**Task instructions:** Extract every line of the material that holds the string "graduated".

**Source material:**
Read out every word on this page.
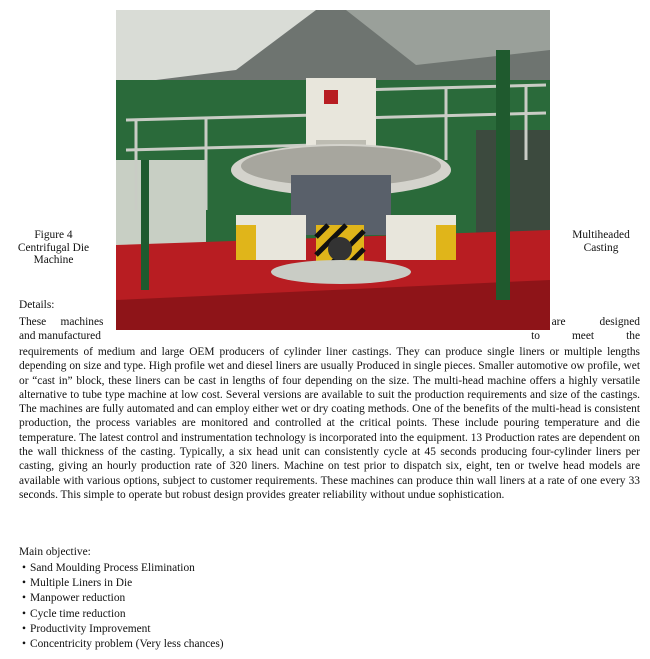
Figure 4
Centrifugal Die
Machine
Multiheaded
Casting
Details:
These machines	are	designed
and manufactured	to	meet	the

requirements of medium and large OEM producers of cylinder liner castings. They can produce single liners or multiple lengths depending on size and type. High profile wet and diesel liners are usually Produced in single pieces. Smaller automotive ow profile, wet or “cast in” block, these liners can be cast in lengths of four depending on the size. The multi-head machine offers a highly versatile alternative to tube type machine at low cost. Several versions are available to suit the production requirements and size of the castings. The machines are fully automated and can employ either wet or dry coating methods. One of the benefits of the multi-head is consistent production, the process variables are monitored and controlled at the critical points. These include pouring temperature and die temperature. The latest control and instrumentation technology is incorporated into the equipment. 13 Production rates are dependent on the wall thickness of the casting. Typically, a six head unit can consistently cycle at 45 seconds producing four-cylinder liners per casting, giving an hourly production rate of 320 liners. Machine on test prior to dispatch six, eight, ten or twelve head models are available with various options, subject to customer requirements. These machines can produce thin wall liners at a rate of one every 33 seconds. This simple to operate but robust design provides greater reliability without undue sophistication.

Main objective:
• Sand Moulding Process Elimination
• Multiple Liners in Die
• Manpower reduction
• Cycle time reduction
• Productivity Improvement
• Concentricity problem (Very less chances)
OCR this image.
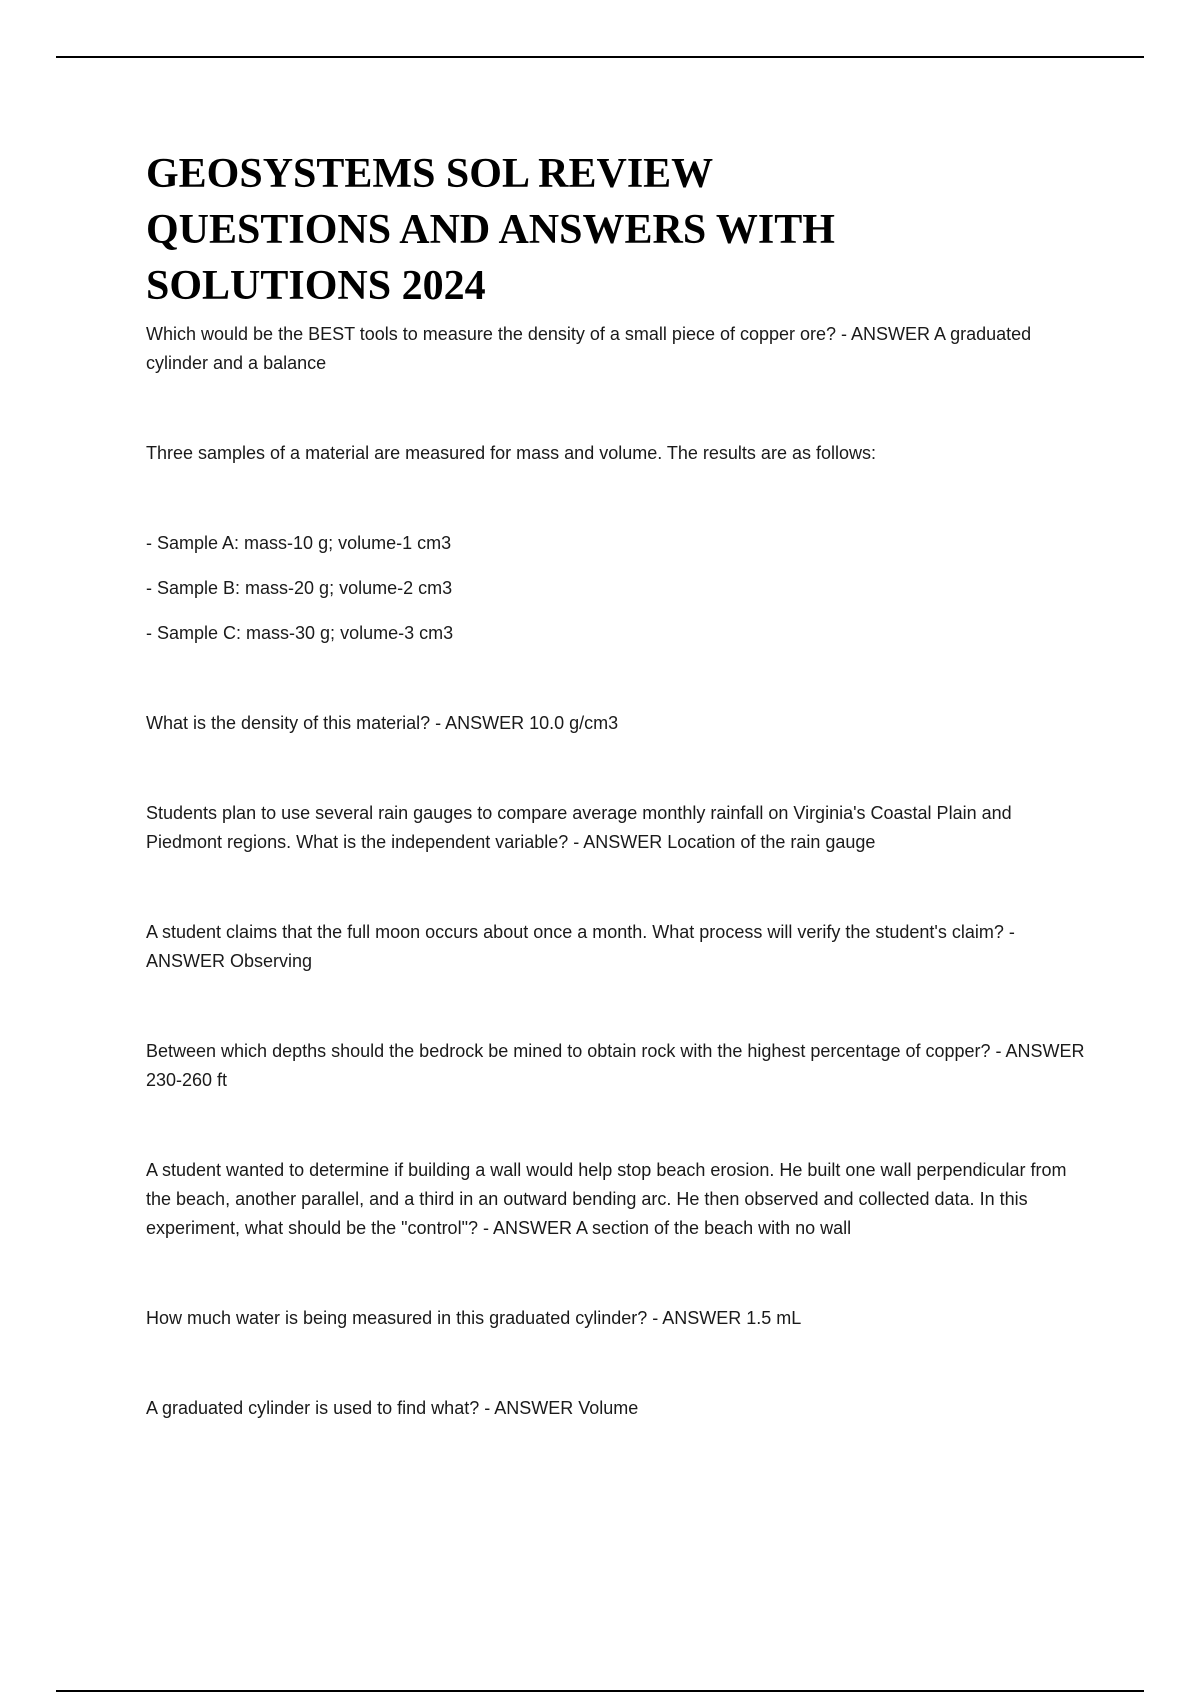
GEOSYSTEMS SOL REVIEW
QUESTIONS AND ANSWERS WITH
SOLUTIONS 2024

Which would be the BEST tools to measure the density of a small piece of copper ore? - ANSWER A graduated cylinder and a balance

Three samples of a material are measured for mass and volume. The results are as follows:

- Sample A: mass-10 g; volume-1 cm3

- Sample B: mass-20 g; volume-2 cm3

- Sample C: mass-30 g; volume-3 cm3

What is the density of this material? - ANSWER 10.0 g/cm3

Students plan to use several rain gauges to compare average monthly rainfall on Virginia's Coastal Plain and Piedmont regions. What is the independent variable? - ANSWER Location of the rain gauge

A student claims that the full moon occurs about once a month. What process will verify the student's claim? - ANSWER Observing

Between which depths should the bedrock be mined to obtain rock with the highest percentage of copper? - ANSWER 230-260 ft

A student wanted to determine if building a wall would help stop beach erosion. He built one wall perpendicular from the beach, another parallel, and a third in an outward bending arc. He then observed and collected data. In this experiment, what should be the "control"? - ANSWER A section of the beach with no wall

How much water is being measured in this graduated cylinder? - ANSWER 1.5 mL

A graduated cylinder is used to find what? - ANSWER Volume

**Output of the task:**
Which would be the BEST tools to measure the density of a small piece of copper ore? - ANSWER A graduated cylinder and a balance
How much water is being measured in this graduated cylinder? - ANSWER 1.5 mL
A graduated cylinder is used to find what? - ANSWER Volume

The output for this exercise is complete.